**SOURCE EXTRACT**
((

# Possible Meet Up



## euanbradley (13/6/11)

Hey guys, just wondering if you ever got together for meetings. i have been brewing for a couple of years and struggle to find expert opinion that i can trust. I'm very keen to meet local homebrewers that share the same passion for all things pissy as i do!


----------



## pimpsqueak (13/6/11)

Where are you? 
Update your details to show where you are...


----------



## euanbradley (13/6/11)

pimpsqueak said:


> Where are you?
> Update your details to show where you are...



details updated but i am from mount annan


----------



## kabooby (14/6/11)

Hi Emu Brew,

We meet up Monthly for pizza and homebrew and your more than welcome to come along.

Details are on the MALE website here 

Look forward to seeing you there

Kabooby


----------



## .DJ. (14/6/11)

There are a few of us Mount Annanites around...

As Kabooby said, beer and pizza once a month...


----------



## euanbradley (15/6/11)

Thanks hopefully see you all soon.


----------



## Linz (19/6/11)

saw you've got into the MALE Yahoo site ok.......just login to yahoo and make sure you change you email setting to one you read regularly otherwise it will go to the Yahoo email and you may not see updates and messages..


----------

))

**JOB 1**
Reproduce the entries from the line that contains "Patent image size: (746, 564)." through the line that contains "The restricted aperture 50a is at (428, 280).".
The forum thread and the entries come from unrelated sources.

**INPUT RECORDS**

((

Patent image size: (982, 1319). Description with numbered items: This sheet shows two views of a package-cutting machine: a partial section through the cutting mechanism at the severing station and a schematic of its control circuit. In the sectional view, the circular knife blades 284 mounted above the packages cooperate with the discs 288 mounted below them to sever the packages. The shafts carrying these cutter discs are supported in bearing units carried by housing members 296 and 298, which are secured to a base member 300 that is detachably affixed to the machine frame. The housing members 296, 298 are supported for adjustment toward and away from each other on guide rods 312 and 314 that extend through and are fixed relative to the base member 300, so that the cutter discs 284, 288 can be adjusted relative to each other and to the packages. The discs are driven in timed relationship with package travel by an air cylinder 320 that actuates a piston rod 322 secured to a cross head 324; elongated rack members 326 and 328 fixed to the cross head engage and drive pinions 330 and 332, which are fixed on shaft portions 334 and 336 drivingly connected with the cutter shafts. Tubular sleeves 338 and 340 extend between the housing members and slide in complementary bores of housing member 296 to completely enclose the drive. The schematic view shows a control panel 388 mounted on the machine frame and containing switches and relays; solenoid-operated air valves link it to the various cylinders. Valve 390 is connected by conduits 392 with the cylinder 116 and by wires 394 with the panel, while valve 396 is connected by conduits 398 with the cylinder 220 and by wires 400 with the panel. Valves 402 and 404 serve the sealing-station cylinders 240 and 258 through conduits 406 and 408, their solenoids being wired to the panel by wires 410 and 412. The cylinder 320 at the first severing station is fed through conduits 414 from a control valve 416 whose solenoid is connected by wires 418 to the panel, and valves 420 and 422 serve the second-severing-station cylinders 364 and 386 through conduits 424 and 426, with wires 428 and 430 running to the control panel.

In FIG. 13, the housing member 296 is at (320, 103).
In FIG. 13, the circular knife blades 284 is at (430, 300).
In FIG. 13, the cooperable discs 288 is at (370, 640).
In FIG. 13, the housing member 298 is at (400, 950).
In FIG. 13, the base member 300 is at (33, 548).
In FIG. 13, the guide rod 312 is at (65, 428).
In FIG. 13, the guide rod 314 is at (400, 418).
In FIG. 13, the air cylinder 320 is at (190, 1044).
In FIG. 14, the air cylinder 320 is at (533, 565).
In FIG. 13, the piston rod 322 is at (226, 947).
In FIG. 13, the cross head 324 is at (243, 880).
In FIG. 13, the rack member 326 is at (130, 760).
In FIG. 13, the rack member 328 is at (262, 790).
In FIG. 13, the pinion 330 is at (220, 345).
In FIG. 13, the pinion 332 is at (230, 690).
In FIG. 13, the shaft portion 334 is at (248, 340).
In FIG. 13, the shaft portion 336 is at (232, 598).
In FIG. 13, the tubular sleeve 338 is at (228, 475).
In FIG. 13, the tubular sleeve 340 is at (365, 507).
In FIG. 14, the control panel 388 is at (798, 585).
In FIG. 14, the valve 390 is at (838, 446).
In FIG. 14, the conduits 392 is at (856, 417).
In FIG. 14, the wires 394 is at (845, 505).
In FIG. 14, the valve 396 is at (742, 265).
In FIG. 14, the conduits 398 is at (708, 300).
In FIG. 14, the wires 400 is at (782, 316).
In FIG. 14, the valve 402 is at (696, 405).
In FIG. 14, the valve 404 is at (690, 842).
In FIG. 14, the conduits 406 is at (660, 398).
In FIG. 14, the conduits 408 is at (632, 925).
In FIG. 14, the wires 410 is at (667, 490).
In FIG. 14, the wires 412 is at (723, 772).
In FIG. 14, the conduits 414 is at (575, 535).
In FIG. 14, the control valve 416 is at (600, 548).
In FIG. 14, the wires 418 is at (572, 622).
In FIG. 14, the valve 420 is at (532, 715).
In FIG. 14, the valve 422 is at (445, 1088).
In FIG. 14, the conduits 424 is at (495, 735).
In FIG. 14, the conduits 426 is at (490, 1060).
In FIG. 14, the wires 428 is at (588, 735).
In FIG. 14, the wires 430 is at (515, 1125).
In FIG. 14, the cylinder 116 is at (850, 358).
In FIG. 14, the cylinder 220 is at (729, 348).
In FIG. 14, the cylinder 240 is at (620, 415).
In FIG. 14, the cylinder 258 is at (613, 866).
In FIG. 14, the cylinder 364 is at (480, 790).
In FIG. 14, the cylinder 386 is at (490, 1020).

))
((

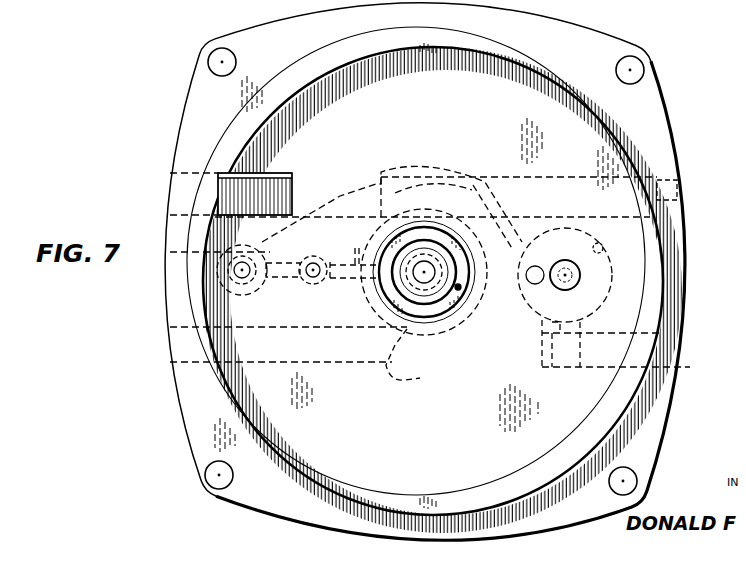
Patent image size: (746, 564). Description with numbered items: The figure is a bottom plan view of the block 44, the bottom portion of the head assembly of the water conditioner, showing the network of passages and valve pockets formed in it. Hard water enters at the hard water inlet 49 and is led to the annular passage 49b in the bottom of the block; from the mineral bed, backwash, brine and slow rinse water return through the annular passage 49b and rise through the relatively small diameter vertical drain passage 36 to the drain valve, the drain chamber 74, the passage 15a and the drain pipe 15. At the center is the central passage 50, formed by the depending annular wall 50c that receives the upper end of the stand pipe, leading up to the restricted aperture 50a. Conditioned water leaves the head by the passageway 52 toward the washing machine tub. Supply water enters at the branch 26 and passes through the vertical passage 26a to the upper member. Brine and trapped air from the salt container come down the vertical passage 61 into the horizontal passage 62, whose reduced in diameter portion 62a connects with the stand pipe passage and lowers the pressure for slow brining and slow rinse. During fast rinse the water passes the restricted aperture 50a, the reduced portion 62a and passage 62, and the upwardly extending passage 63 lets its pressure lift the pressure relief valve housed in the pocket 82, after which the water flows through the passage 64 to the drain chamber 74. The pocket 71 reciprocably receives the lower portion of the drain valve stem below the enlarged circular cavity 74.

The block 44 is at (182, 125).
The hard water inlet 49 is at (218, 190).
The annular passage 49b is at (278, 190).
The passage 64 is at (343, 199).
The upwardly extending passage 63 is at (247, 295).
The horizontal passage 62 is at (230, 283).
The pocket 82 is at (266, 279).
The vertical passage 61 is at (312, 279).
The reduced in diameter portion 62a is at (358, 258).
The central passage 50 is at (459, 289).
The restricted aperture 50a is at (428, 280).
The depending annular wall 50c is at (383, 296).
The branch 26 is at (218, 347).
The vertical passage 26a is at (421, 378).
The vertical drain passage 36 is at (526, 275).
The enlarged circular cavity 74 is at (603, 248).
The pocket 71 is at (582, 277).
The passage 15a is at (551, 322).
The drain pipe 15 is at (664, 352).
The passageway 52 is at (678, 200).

))
((

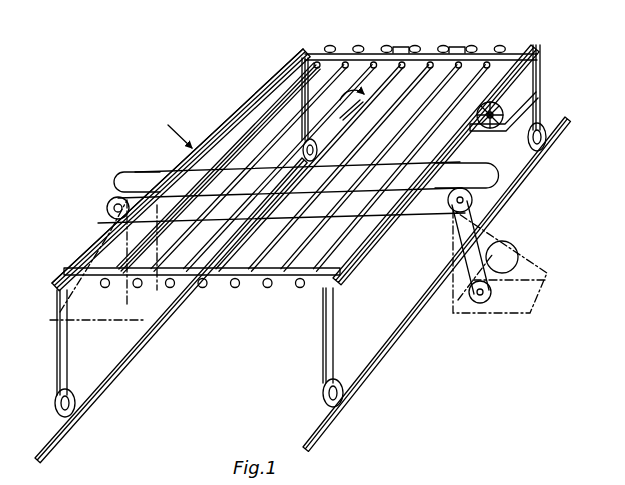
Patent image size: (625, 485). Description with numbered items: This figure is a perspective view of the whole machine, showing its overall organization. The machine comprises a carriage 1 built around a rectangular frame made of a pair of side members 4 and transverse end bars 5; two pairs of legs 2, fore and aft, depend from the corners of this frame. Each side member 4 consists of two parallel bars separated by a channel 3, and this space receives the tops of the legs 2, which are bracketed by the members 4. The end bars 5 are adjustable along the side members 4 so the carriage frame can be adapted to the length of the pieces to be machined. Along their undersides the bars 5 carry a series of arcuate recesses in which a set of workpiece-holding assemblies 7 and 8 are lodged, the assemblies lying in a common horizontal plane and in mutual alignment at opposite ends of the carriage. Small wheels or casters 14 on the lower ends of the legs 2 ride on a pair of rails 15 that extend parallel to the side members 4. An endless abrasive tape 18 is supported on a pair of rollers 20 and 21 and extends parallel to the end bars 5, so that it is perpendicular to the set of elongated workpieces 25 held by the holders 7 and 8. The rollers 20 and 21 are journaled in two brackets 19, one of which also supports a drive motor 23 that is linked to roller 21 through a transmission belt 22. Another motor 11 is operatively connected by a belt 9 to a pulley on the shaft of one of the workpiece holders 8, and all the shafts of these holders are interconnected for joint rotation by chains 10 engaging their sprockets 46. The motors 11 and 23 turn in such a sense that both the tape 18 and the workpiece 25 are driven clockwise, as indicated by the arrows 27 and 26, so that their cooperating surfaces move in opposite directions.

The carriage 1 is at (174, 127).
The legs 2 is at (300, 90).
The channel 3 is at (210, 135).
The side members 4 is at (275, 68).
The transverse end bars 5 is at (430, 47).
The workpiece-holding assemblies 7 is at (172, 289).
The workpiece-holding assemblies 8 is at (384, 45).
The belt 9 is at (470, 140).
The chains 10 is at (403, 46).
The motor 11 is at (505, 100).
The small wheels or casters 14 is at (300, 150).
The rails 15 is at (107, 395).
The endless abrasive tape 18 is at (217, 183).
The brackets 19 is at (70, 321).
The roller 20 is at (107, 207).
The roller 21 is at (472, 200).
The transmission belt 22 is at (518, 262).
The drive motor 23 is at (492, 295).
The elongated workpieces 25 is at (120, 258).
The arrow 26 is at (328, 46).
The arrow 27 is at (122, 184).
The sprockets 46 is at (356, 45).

))

**JOB 2**
Rewrite the stretch of the forum thread from "## .DJ. (14/6/11)" through "you all soon.", changing "once a month" to "every two weeks".

**REPLY 1**
Patent image size: (746, 564). Description with numbered items: The figure is a bottom plan view of the block 44, the bottom portion of the head assembly of the water conditioner, showing the network of passages and valve pockets formed in it. Hard water enters at the hard water inlet 49 and is led to the annular passage 49b in the bottom of the block; from the mineral bed, backwash, brine and slow rinse water return through the annular passage 49b and rise through the relatively small diameter vertical drain passage 36 to the drain valve, the drain chamber 74, the passage 15a and the drain pipe 15. At the center is the central passage 50, formed by the depending annular wall 50c that receives the upper end of the stand pipe, leading up to the restricted aperture 50a. Conditioned water leaves the head by the passageway 52 toward the washing machine tub. Supply water enters at the branch 26 and passes through the vertical passage 26a to the upper member. Brine and trapped air from the salt container come down the vertical passage 61 into the horizontal passage 62, whose reduced in diameter portion 62a connects with the stand pipe passage and lowers the pressure for slow brining and slow rinse. During fast rinse the water passes the restricted aperture 50a, the reduced portion 62a and passage 62, and the upwardly extending passage 63 lets its pressure lift the pressure relief valve housed in the pocket 82, after which the water flows through the passage 64 to the drain chamber 74. The pocket 71 reciprocably receives the lower portion of the drain valve stem below the enlarged circular cavity 74.

The block 44 is at (182, 125).
The hard water inlet 49 is at (218, 190).
The annular passage 49b is at (278, 190).
The passage 64 is at (343, 199).
The upwardly extending passage 63 is at (247, 295).
The horizontal passage 62 is at (230, 283).
The pocket 82 is at (266, 279).
The vertical passage 61 is at (312, 279).
The reduced in diameter portion 62a is at (358, 258).
The central passage 50 is at (459, 289).
The restricted aperture 50a is at (428, 280).

**REPLY 2**
## .DJ. (14/6/11)

There are a few of us Mount Annanites around...

As Kabooby said, beer and pizza every two weeks...


----------



## euanbradley (15/6/11)

Thanks hopefully see you all soon.